* **What is required**: Search the material for the string "اتکا", then report how many lines hold it, with no other text.

───── Information provided ─────

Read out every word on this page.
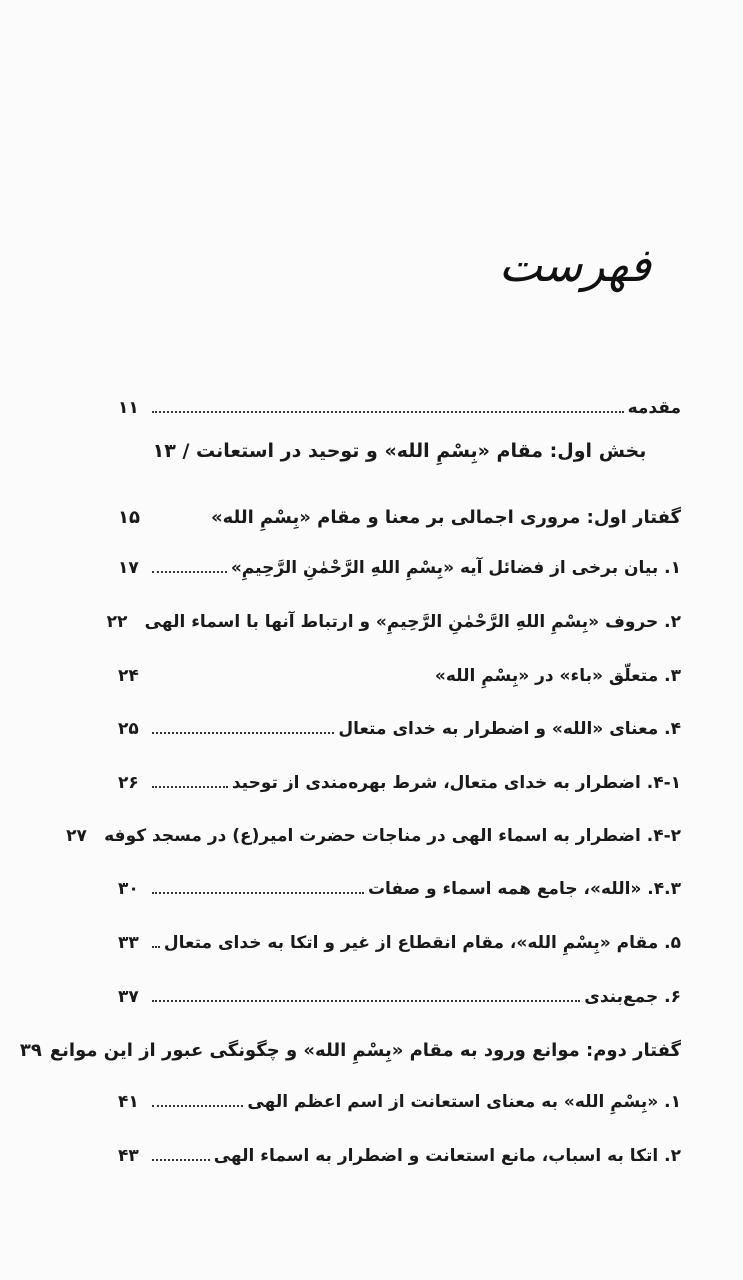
فهرست
مقدمه
۱۱
بخش اول: مقام «بِسْمِ الله» و توحید در استعانت / ۱۳
گفتار اول: مروری اجمالی بر معنا و مقام «بِسْمِ الله»
۱۵
۱. بیان برخی از فضائل آیه «بِسْمِ اللهِ الرَّحْمٰنِ الرَّحِيمِ»
۱۷
۲. حروف «بِسْمِ اللهِ الرَّحْمٰنِ الرَّحِيمِ» و ارتباط آنها با اسماء الهی
۲۲
۳. متعلّق «باء» در «بِسْمِ الله»
۲۴
۴. معنای «الله» و اضطرار به خدای متعال
۲۵
۴-۱. اضطرار به خدای متعال، شرط بهره‌مندی از توحید
۲۶
۴-۲. اضطرار به اسماء الهی در مناجات حضرت امیر(ع) در مسجد کوفه
۲۷
۴.۳. «الله»، جامع همه اسماء و صفات
۳۰
۵. مقام «بِسْمِ الله»، مقام انقطاع از غیر و اتکا به خدای متعال
۳۳
۶. جمع‌بندی
۳۷
گفتار دوم: موانع ورود به مقام «بِسْمِ الله» و چگونگی عبور از این موانع
۳۹
۱. «بِسْمِ الله» به معنای استعانت از اسم اعظم الهی
۴۱
۲. اتکا به اسباب، مانع استعانت و اضطرار به اسماء الهی
۴۳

─────

* **Response below**: 2